>> Begin Data listing
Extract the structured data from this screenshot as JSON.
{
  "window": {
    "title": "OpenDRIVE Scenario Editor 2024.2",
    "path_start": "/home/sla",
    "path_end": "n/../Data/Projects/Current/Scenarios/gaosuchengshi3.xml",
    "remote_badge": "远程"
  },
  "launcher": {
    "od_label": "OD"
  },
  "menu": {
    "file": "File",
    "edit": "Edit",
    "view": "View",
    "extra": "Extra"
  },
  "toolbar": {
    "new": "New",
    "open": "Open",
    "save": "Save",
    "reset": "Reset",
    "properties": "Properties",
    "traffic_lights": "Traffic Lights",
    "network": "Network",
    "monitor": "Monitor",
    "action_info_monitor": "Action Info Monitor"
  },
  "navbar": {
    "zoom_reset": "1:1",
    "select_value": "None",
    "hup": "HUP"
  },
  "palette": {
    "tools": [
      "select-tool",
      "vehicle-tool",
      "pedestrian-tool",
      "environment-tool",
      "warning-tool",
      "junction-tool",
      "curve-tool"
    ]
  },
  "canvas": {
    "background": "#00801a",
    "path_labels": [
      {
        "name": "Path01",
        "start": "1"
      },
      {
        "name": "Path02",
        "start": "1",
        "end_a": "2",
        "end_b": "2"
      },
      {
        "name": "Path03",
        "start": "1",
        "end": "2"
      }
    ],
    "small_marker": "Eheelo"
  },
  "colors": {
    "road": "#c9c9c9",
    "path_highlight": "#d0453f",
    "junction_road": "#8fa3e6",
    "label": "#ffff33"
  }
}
>> End Data listing
Task statement> Take the listing above and set it down exactly.

Output below>
Extract the structured data from this screenshot as JSON.
{
  "window": {
    "title": "OpenDRIVE Scenario Editor 2024.2",
    "path_start": "/home/sla",
    "path_end": "n/../Data/Projects/Current/Scenarios/gaosuchengshi3.xml",
    "remote_badge": "远程"
  },
  "launcher": {
    "od_label": "OD"
  },
  "menu": {
    "file": "File",
    "edit": "Edit",
    "view": "View",
    "extra": "Extra"
  },
  "toolbar": {
    "new": "New",
    "open": "Open",
    "save": "Save",
    "reset": "Reset",
    "properties": "Properties",
    "traffic_lights": "Traffic Lights",
    "network": "Network",
    "monitor": "Monitor",
    "action_info_monitor": "Action Info Monitor"
  },
  "navbar": {
    "zoom_reset": "1:1",
    "select_value": "None",
    "hup": "HUP"
  },
  "palette": {
    "tools": [
      "select-tool",
      "vehicle-tool",
      "pedestrian-tool",
      "environment-tool",
      "warning-tool",
      "junction-tool",
      "curve-tool"
    ]
  },
  "canvas": {
    "background": "#00801a",
    "path_labels": [
      {
        "name": "Path01",
        "start": "1"
      },
      {
        "name": "Path02",
        "start": "1",
        "end_a": "2",
        "end_b": "2"
      },
      {
        "name": "Path03",
        "start": "1",
        "end": "2"
      }
    ],
    "small_marker": "Eheelo"
  },
  "colors": {
    "road": "#c9c9c9",
    "path_highlight": "#d0453f",
    "junction_road": "#8fa3e6",
    "label": "#ffff33"
  }
}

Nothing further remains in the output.